▶ [YOUR OBJECTIVE] Print all of the data exactly as written.

◇ ◇ ◇ ◇ ◇

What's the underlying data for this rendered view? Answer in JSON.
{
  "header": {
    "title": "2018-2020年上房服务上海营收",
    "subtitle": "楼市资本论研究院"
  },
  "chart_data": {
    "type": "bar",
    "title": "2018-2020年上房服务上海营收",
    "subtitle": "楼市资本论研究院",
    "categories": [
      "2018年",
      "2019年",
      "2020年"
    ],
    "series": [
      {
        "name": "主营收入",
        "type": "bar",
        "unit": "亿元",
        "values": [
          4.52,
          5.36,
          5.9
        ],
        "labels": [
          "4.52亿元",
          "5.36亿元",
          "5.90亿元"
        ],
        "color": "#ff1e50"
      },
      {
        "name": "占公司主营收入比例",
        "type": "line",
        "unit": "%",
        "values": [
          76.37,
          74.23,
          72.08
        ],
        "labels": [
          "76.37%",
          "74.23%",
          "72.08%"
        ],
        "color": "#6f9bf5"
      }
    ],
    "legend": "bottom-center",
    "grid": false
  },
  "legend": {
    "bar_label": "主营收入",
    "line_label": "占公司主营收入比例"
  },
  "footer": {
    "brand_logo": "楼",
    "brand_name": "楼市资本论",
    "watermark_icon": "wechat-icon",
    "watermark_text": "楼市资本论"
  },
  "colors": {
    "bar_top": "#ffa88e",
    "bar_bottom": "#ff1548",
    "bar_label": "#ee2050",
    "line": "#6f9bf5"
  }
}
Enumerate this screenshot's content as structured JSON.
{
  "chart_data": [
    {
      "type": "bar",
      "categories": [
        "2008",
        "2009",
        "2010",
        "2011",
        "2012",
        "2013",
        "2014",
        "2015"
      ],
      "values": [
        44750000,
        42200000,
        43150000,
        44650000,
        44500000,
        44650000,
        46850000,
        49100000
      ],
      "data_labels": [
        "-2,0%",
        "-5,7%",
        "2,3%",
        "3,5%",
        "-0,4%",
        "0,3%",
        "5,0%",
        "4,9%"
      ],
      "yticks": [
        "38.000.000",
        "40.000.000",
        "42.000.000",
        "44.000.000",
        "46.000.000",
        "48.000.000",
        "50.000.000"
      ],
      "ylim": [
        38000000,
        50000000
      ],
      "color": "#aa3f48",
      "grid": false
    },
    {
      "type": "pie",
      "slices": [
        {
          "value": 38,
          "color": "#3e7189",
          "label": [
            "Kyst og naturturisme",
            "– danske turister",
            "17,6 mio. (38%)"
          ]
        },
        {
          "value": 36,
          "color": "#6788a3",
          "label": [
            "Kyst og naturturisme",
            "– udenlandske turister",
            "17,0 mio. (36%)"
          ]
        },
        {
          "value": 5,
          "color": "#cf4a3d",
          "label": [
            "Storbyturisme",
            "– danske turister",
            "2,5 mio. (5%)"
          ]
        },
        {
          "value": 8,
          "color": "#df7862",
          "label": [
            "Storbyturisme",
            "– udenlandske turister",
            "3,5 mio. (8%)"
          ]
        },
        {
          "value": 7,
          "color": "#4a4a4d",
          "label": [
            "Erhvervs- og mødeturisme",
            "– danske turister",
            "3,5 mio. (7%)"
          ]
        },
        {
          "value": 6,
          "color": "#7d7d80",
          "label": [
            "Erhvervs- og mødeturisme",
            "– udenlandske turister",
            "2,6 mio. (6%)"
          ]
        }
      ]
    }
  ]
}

◇ ◇ ◇ ◇ ◇

▶ [RESPONSE FOR THIS EXERCISE]
What's the underlying data for this rendered view? Answer in JSON.
{
  "header": {
    "title": "2018-2020年上房服务上海营收",
    "subtitle": "楼市资本论研究院"
  },
  "chart_data": {
    "type": "bar",
    "title": "2018-2020年上房服务上海营收",
    "subtitle": "楼市资本论研究院",
    "categories": [
      "2018年",
      "2019年",
      "2020年"
    ],
    "series": [
      {
        "name": "主营收入",
        "type": "bar",
        "unit": "亿元",
        "values": [
          4.52,
          5.36,
          5.9
        ],
        "labels": [
          "4.52亿元",
          "5.36亿元",
          "5.90亿元"
        ],
        "color": "#ff1e50"
      },
      {
        "name": "占公司主营收入比例",
        "type": "line",
        "unit": "%",
        "values": [
          76.37,
          74.23,
          72.08
        ],
        "labels": [
          "76.37%",
          "74.23%",
          "72.08%"
        ],
        "color": "#6f9bf5"
      }
    ],
    "legend": "bottom-center",
    "grid": false
  },
  "legend": {
    "bar_label": "主营收入",
    "line_label": "占公司主营收入比例"
  },
  "footer": {
    "brand_logo": "楼",
    "brand_name": "楼市资本论",
    "watermark_icon": "wechat-icon",
    "watermark_text": "楼市资本论"
  },
  "colors": {
    "bar_top": "#ffa88e",
    "bar_bottom": "#ff1548",
    "bar_label": "#ee2050",
    "line": "#6f9bf5"
  }
}
Enumerate this screenshot's content as structured JSON.
{
  "chart_data": [
    {
      "type": "bar",
      "categories": [
        "2008",
        "2009",
        "2010",
        "2011",
        "2012",
        "2013",
        "2014",
        "2015"
      ],
      "values": [
        44750000,
        42200000,
        43150000,
        44650000,
        44500000,
        44650000,
        46850000,
        49100000
      ],
      "data_labels": [
        "-2,0%",
        "-5,7%",
        "2,3%",
        "3,5%",
        "-0,4%",
        "0,3%",
        "5,0%",
        "4,9%"
      ],
      "yticks": [
        "38.000.000",
        "40.000.000",
        "42.000.000",
        "44.000.000",
        "46.000.000",
        "48.000.000",
        "50.000.000"
      ],
      "ylim": [
        38000000,
        50000000
      ],
      "color": "#aa3f48",
      "grid": false
    },
    {
      "type": "pie",
      "slices": [
        {
          "value": 38,
          "color": "#3e7189",
          "label": [
            "Kyst og naturturisme",
            "– danske turister",
            "17,6 mio. (38%)"
          ]
        },
        {
          "value": 36,
          "color": "#6788a3",
          "label": [
            "Kyst og naturturisme",
            "– udenlandske turister",
            "17,0 mio. (36%)"
          ]
        },
        {
          "value": 5,
          "color": "#cf4a3d",
          "label": [
            "Storbyturisme",
            "– danske turister",
            "2,5 mio. (5%)"
          ]
        },
        {
          "value": 8,
          "color": "#df7862",
          "label": [
            "Storbyturisme",
            "– udenlandske turister",
            "3,5 mio. (8%)"
          ]
        },
        {
          "value": 7,
          "color": "#4a4a4d",
          "label": [
            "Erhvervs- og mødeturisme",
            "– danske turister",
            "3,5 mio. (7%)"
          ]
        },
        {
          "value": 6,
          "color": "#7d7d80",
          "label": [
            "Erhvervs- og mødeturisme",
            "– udenlandske turister",
            "2,6 mio. (6%)"
          ]
        }
      ]
    }
  ]
}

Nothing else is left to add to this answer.